**Goal**
In the material below, identify each line bearing the word "сведения". Reproduce those lines.

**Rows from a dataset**
[start]

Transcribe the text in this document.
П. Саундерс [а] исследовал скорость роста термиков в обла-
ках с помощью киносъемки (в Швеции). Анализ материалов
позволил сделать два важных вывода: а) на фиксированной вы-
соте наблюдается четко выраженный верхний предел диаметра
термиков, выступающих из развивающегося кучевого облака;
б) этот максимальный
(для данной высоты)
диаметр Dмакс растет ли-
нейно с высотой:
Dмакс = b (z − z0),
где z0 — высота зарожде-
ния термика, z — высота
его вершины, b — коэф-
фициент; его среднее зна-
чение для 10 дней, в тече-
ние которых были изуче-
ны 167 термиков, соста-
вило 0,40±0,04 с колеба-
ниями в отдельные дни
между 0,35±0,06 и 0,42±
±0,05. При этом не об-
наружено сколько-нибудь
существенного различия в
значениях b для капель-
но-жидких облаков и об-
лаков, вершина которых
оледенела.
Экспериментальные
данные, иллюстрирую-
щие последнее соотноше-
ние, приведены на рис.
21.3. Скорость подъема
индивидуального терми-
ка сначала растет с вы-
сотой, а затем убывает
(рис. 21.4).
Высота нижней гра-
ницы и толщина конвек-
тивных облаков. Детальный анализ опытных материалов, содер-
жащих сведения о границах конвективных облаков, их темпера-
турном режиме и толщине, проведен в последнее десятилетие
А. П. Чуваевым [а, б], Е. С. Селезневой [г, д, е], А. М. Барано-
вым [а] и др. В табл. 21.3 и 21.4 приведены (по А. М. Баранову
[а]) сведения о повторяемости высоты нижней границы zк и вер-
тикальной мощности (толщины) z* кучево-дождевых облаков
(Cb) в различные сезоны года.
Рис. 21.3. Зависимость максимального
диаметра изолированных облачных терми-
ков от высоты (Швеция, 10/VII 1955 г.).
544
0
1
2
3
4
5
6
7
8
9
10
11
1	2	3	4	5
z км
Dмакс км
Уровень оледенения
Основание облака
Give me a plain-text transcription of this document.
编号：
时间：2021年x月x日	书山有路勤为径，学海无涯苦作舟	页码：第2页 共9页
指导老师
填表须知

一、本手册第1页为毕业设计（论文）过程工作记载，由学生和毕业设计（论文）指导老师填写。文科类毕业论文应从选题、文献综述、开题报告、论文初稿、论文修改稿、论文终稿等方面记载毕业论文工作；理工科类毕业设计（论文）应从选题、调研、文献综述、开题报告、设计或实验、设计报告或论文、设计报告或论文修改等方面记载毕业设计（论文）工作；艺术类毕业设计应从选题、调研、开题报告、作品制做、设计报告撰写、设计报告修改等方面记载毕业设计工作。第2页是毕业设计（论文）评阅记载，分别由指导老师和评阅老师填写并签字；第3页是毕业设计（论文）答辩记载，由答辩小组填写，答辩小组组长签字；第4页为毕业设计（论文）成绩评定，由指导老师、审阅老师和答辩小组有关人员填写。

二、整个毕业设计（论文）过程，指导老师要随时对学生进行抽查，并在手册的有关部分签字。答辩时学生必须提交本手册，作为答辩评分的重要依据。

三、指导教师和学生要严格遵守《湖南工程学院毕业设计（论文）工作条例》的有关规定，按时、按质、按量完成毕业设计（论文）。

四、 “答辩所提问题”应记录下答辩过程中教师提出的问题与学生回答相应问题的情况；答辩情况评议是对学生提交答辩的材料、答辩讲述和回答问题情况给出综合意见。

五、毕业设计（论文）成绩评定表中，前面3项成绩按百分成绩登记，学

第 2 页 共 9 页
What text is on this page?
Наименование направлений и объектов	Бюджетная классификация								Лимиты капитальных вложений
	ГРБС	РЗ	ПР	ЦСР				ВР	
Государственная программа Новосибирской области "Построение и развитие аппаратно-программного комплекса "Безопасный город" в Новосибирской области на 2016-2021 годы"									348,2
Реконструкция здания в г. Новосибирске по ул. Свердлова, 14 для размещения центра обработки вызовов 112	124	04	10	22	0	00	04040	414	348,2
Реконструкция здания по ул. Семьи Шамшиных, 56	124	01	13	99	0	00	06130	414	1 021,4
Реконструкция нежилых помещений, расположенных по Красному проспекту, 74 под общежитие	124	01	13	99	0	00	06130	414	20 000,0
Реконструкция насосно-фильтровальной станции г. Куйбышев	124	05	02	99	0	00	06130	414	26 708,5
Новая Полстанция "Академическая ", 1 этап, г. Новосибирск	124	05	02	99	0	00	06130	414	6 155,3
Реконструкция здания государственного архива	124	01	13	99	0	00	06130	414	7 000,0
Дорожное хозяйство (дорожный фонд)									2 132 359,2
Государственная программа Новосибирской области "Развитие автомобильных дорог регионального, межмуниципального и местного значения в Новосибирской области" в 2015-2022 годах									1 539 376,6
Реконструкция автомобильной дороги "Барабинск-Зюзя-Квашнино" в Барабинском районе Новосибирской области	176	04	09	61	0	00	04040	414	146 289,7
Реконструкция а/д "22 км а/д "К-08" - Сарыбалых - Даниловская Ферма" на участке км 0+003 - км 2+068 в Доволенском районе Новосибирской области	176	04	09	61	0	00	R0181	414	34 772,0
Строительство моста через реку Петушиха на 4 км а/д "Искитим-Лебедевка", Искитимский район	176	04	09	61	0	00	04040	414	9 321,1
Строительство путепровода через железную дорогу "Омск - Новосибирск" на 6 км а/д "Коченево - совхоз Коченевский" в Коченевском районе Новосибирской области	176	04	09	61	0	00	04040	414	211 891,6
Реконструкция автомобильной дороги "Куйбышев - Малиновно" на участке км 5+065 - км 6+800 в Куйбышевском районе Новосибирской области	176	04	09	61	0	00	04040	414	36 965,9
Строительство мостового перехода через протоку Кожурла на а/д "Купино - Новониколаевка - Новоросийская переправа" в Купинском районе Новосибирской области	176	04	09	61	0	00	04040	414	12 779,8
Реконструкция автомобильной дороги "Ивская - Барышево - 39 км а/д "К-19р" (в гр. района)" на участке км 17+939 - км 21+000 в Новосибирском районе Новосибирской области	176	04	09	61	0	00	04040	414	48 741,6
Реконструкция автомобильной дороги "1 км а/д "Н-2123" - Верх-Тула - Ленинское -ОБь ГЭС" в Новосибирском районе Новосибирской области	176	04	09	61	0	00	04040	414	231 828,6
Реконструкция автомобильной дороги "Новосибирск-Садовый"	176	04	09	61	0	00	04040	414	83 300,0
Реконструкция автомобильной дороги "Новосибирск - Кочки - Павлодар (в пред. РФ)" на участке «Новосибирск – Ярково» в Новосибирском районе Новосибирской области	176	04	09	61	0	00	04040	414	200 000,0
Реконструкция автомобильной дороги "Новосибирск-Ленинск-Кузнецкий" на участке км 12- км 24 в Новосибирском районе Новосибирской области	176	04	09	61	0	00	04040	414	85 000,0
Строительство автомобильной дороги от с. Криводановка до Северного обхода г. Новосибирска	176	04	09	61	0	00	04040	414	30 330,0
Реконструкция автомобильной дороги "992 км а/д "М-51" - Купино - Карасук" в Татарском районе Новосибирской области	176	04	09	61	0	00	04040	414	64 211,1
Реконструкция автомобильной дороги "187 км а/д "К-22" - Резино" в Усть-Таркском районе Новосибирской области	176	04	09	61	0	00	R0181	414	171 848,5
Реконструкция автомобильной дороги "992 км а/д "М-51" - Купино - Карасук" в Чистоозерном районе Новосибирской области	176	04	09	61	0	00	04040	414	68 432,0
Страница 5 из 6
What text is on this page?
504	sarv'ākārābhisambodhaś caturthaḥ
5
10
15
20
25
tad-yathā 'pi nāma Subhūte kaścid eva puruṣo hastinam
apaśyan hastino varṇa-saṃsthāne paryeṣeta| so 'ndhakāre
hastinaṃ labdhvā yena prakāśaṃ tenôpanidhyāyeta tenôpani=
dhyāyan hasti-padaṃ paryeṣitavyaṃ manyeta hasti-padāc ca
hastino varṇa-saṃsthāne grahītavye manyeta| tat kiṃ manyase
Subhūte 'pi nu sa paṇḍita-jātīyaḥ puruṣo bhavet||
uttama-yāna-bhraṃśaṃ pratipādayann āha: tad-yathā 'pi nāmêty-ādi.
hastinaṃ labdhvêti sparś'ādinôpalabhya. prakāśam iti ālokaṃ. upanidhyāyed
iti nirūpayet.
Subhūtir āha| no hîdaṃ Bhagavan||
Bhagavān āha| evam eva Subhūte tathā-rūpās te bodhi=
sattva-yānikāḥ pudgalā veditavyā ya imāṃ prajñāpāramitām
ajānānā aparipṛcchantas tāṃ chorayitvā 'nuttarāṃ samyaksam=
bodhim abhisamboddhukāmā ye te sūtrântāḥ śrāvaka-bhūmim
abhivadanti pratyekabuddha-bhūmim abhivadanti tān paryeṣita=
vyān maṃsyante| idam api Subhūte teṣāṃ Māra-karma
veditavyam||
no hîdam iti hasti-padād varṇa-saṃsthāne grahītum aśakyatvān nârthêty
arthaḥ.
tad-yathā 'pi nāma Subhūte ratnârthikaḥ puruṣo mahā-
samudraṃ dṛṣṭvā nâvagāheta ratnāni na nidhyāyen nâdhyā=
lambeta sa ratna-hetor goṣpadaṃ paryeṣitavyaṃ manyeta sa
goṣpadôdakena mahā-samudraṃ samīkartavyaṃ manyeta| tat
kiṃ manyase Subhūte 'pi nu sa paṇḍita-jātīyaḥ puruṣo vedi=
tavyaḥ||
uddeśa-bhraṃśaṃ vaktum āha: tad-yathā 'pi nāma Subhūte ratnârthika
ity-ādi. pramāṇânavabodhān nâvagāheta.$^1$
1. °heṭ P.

[end]

**Finished task**
жащих сведения о границах конвективных облаков, их темпера-
[а]) сведения о повторяемости высоты нижней границы zк и вер-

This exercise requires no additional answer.